Work to be completed:
Pick out each line of the records below in which the string "text" appears, and copy those lines in their original order.

Material provided:
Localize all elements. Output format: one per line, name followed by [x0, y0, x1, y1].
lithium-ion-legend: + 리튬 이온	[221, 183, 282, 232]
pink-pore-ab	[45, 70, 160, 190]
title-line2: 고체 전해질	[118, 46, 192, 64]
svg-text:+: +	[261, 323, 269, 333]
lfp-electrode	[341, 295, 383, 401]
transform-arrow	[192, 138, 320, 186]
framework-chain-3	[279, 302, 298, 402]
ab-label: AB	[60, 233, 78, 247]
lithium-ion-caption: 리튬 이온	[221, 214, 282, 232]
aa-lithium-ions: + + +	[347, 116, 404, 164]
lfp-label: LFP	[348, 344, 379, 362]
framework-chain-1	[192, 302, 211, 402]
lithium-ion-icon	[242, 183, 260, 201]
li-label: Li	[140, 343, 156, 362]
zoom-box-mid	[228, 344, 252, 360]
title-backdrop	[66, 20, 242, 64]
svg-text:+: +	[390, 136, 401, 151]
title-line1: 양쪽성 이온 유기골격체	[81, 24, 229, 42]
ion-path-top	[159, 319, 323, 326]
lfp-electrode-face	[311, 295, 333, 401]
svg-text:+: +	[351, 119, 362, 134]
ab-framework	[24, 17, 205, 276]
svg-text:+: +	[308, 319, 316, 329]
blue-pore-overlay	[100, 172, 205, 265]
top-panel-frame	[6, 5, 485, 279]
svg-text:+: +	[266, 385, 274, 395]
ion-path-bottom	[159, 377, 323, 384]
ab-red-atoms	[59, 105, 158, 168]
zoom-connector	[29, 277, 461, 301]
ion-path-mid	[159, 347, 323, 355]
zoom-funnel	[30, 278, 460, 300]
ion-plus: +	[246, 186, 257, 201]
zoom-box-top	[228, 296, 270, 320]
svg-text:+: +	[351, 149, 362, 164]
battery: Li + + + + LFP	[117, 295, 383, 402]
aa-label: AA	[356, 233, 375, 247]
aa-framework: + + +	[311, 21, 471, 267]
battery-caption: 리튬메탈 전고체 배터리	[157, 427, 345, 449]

Output:
svg-text:+: +	[261, 323, 269, 333]
svg-text:+: +	[390, 136, 401, 151]
svg-text:+: +	[351, 119, 362, 134]
svg-text:+: +	[308, 319, 316, 329]
svg-text:+: +	[266, 385, 274, 395]
svg-text:+: +	[351, 149, 362, 164]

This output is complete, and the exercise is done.